*** Material provided

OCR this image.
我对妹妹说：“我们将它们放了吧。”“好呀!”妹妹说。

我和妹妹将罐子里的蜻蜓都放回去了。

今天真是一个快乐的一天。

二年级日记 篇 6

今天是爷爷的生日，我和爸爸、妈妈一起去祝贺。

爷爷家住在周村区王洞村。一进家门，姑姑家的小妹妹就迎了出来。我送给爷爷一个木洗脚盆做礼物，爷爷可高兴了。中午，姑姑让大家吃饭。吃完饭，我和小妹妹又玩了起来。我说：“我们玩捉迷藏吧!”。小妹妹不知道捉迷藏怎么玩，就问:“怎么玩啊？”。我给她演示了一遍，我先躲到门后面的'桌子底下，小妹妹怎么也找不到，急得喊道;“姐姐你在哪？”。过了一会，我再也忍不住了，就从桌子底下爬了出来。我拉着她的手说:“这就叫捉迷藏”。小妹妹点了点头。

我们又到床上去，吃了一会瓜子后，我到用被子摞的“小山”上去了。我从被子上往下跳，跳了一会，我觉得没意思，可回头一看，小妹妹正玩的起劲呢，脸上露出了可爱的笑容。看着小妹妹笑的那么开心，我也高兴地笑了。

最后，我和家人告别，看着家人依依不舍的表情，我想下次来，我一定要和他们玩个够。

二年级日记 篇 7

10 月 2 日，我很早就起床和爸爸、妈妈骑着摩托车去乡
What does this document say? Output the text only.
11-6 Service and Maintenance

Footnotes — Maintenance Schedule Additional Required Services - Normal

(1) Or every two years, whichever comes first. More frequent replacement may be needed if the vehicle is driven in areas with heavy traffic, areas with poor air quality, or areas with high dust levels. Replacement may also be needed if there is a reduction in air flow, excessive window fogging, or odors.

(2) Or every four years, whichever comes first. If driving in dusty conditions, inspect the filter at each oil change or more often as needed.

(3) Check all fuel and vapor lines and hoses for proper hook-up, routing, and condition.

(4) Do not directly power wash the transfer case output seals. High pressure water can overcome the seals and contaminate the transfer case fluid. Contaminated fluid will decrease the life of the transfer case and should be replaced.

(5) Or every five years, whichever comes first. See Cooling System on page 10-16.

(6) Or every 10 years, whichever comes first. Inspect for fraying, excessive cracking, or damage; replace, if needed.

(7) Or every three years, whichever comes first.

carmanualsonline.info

******

Description of the task: All lines above with "excessive" in them should be returned.

Solution to the exercise:
(1) Or every two years, whichever comes first. More frequent replacement may be needed if the vehicle is driven in areas with heavy traffic, areas with poor air quality, or areas with high dust levels. Replacement may also be needed if there is a reduction in air flow, excessive window fogging, or odors.
(6) Or every 10 years, whichever comes first. Inspect for fraying, excessive cracking, or damage; replace, if needed.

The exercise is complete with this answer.